▶ **STATED EXERCISE**:
Write out the listing below in full and exactly, leaving out every picture.
## BEGIN DATA IN THIS EXERCISE
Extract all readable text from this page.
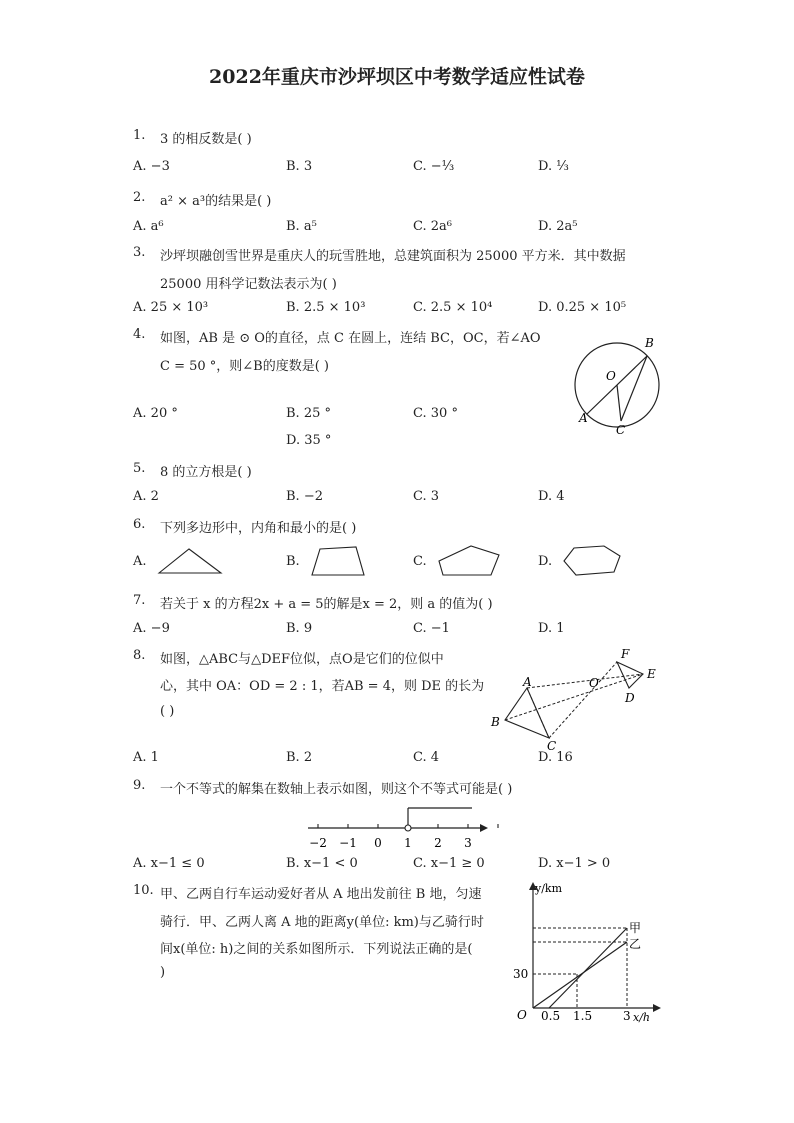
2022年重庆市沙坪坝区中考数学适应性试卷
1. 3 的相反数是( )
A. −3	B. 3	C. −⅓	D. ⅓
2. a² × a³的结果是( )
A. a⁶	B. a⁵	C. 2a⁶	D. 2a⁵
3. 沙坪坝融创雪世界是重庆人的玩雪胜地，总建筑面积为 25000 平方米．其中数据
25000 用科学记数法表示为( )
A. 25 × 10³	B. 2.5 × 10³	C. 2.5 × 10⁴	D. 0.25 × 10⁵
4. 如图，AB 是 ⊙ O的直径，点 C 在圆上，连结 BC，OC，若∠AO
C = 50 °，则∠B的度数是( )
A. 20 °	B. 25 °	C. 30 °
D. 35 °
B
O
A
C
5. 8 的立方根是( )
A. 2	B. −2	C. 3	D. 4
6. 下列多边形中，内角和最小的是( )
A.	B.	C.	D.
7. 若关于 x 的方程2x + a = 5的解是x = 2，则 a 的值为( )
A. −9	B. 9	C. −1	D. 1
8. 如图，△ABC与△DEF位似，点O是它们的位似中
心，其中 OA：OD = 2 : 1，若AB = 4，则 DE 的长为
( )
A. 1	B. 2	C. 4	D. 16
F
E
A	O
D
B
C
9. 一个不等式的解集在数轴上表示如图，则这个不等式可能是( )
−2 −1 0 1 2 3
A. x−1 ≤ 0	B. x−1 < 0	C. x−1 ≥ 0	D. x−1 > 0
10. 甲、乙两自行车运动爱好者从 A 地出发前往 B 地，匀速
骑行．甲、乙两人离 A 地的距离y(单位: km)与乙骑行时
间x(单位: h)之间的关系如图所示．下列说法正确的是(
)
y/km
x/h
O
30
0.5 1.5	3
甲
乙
## END DATA IN THIS EXERCISE
▶ **COMPLETE ANSWER**:
Extract all readable text from this page.
2022年重庆市沙坪坝区中考数学适应性试卷
1. 3 的相反数是( )
A. −3	B. 3	C. −⅓	D. ⅓
2. a² × a³的结果是( )
A. a⁶	B. a⁵	C. 2a⁶	D. 2a⁵
3. 沙坪坝融创雪世界是重庆人的玩雪胜地，总建筑面积为 25000 平方米．其中数据
25000 用科学记数法表示为( )
A. 25 × 10³	B. 2.5 × 10³	C. 2.5 × 10⁴	D. 0.25 × 10⁵
4. 如图，AB 是 ⊙ O的直径，点 C 在圆上，连结 BC，OC，若∠AO
C = 50 °，则∠B的度数是( )
A. 20 °	B. 25 °	C. 30 °
D. 35 °
B
O
A
C
5. 8 的立方根是( )
A. 2	B. −2	C. 3	D. 4
6. 下列多边形中，内角和最小的是( )
A.	B.	C.	D.
7. 若关于 x 的方程2x + a = 5的解是x = 2，则 a 的值为( )
A. −9	B. 9	C. −1	D. 1
8. 如图，△ABC与△DEF位似，点O是它们的位似中
心，其中 OA：OD = 2 : 1，若AB = 4，则 DE 的长为
( )
A. 1	B. 2	C. 4	D. 16
F
E
A	O
D
B
C
9. 一个不等式的解集在数轴上表示如图，则这个不等式可能是( )
−2 −1 0 1 2 3
A. x−1 ≤ 0	B. x−1 < 0	C. x−1 ≥ 0	D. x−1 > 0
10. 甲、乙两自行车运动爱好者从 A 地出发前往 B 地，匀速
骑行．甲、乙两人离 A 地的距离y(单位: km)与乙骑行时
间x(单位: h)之间的关系如图所示．下列说法正确的是(
)
y/km
x/h
O
30
0.5 1.5	3
甲
乙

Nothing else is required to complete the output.